> _WRITTEN PROBLEM_:
Without including any images, reproduce each entry exactly.

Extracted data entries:
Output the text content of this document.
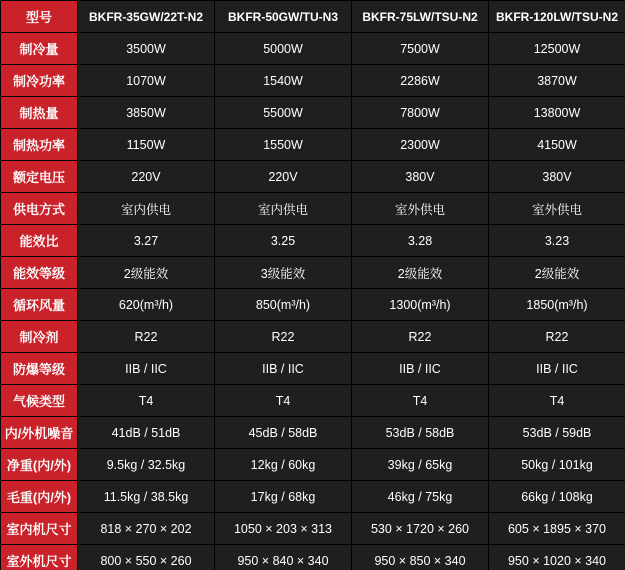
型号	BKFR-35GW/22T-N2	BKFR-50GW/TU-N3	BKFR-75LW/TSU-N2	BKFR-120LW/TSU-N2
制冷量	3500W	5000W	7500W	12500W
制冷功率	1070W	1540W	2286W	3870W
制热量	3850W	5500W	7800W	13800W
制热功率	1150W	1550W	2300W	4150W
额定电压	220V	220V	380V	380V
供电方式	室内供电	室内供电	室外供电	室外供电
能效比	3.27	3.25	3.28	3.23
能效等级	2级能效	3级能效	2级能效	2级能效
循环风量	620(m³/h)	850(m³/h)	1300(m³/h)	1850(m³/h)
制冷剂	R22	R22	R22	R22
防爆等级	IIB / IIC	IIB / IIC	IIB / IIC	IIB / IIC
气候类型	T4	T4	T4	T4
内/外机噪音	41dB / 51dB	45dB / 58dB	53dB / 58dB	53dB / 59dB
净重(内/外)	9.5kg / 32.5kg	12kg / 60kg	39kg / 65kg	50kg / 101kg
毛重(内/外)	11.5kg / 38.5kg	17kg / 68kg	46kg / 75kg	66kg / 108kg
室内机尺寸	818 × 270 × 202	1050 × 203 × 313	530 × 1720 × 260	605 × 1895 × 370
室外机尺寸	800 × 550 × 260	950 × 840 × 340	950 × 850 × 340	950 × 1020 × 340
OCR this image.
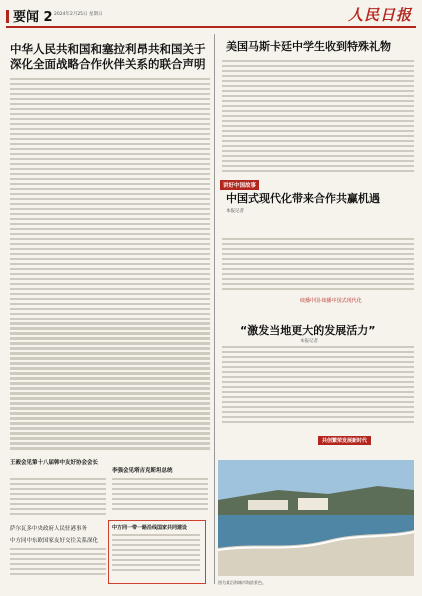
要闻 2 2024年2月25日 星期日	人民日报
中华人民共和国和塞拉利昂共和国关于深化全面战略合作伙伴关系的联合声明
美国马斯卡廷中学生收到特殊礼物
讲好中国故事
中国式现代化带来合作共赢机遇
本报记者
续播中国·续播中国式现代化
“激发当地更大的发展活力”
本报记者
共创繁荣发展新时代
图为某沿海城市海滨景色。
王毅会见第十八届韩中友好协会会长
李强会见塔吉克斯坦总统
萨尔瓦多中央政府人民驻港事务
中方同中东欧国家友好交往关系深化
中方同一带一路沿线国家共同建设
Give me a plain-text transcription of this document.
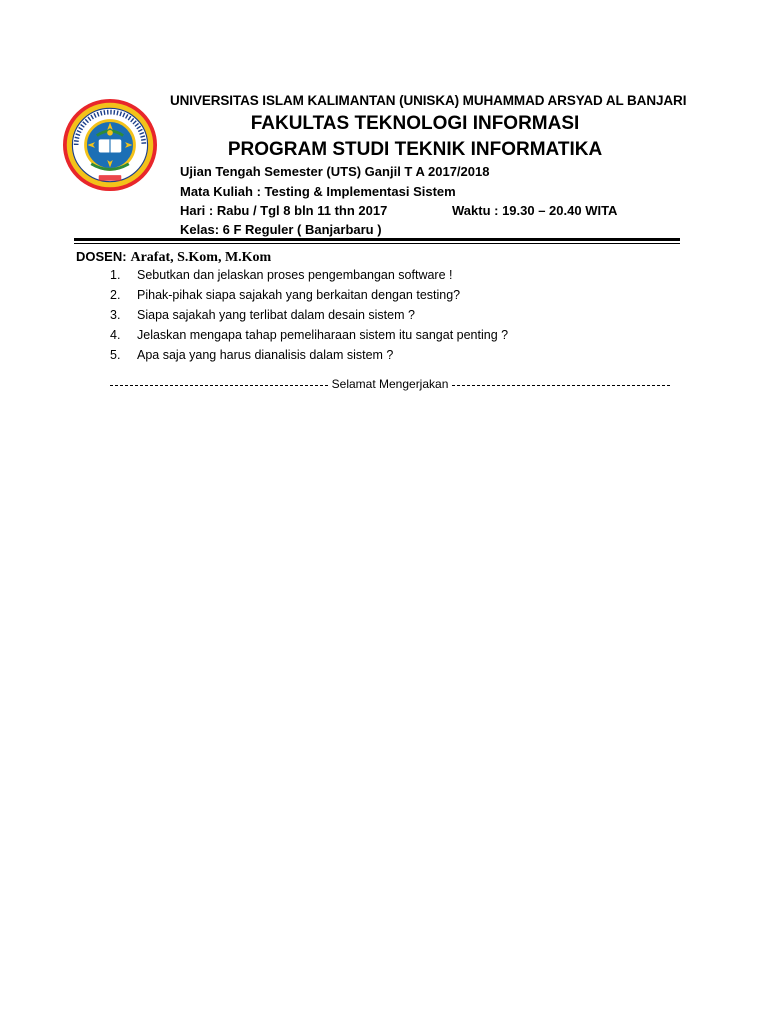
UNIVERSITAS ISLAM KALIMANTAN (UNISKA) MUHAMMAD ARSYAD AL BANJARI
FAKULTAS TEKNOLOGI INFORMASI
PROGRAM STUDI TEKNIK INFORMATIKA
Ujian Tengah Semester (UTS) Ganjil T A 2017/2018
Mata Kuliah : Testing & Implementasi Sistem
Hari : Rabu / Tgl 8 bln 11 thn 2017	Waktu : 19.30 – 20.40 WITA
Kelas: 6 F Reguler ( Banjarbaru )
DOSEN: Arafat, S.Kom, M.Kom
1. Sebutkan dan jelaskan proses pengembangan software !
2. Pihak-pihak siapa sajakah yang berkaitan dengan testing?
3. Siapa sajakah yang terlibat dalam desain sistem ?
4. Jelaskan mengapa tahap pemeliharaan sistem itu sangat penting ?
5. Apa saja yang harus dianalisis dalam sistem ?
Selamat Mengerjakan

> _SOLVED PROBLEM_:
Output the text content of this document.
型号	BKFR-35GW/22T-N2	BKFR-50GW/TU-N3	BKFR-75LW/TSU-N2	BKFR-120LW/TSU-N2
制冷量	3500W	5000W	7500W	12500W
制冷功率	1070W	1540W	2286W	3870W
制热量	3850W	5500W	7800W	13800W
制热功率	1150W	1550W	2300W	4150W
额定电压	220V	220V	380V	380V
供电方式	室内供电	室内供电	室外供电	室外供电
能效比	3.27	3.25	3.28	3.23
能效等级	2级能效	3级能效	2级能效	2级能效
循环风量	620(m³/h)	850(m³/h)	1300(m³/h)	1850(m³/h)
制冷剂	R22	R22	R22	R22
防爆等级	IIB / IIC	IIB / IIC	IIB / IIC	IIB / IIC
气候类型	T4	T4	T4	T4
内/外机噪音	41dB / 51dB	45dB / 58dB	53dB / 58dB	53dB / 59dB
净重(内/外)	9.5kg / 32.5kg	12kg / 60kg	39kg / 65kg	50kg / 101kg
毛重(内/外)	11.5kg / 38.5kg	17kg / 68kg	46kg / 75kg	66kg / 108kg
室内机尺寸	818 × 270 × 202	1050 × 203 × 313	530 × 1720 × 260	605 × 1895 × 370
室外机尺寸	800 × 550 × 260	950 × 840 × 340	950 × 850 × 340	950 × 1020 × 340
OCR this image.
要闻 2 2024年2月25日 星期日	人民日报
中华人民共和国和塞拉利昂共和国关于深化全面战略合作伙伴关系的联合声明
美国马斯卡廷中学生收到特殊礼物
讲好中国故事
中国式现代化带来合作共赢机遇
本报记者
续播中国·续播中国式现代化
“激发当地更大的发展活力”
本报记者
共创繁荣发展新时代
图为某沿海城市海滨景色。
王毅会见第十八届韩中友好协会会长
李强会见塔吉克斯坦总统
萨尔瓦多中央政府人民驻港事务
中方同中东欧国家友好交往关系深化
中方同一带一路沿线国家共同建设
Give me a plain-text transcription of this document.
UNIVERSITAS ISLAM KALIMANTAN (UNISKA) MUHAMMAD ARSYAD AL BANJARI
FAKULTAS TEKNOLOGI INFORMASI
PROGRAM STUDI TEKNIK INFORMATIKA
Ujian Tengah Semester (UTS) Ganjil T A 2017/2018
Mata Kuliah : Testing & Implementasi Sistem
Hari : Rabu / Tgl 8 bln 11 thn 2017	Waktu : 19.30 – 20.40 WITA
Kelas: 6 F Reguler ( Banjarbaru )
DOSEN: Arafat, S.Kom, M.Kom
1. Sebutkan dan jelaskan proses pengembangan software !
2. Pihak-pihak siapa sajakah yang berkaitan dengan testing?
3. Siapa sajakah yang terlibat dalam desain sistem ?
4. Jelaskan mengapa tahap pemeliharaan sistem itu sangat penting ?
5. Apa saja yang harus dianalisis dalam sistem ?
Selamat Mengerjakan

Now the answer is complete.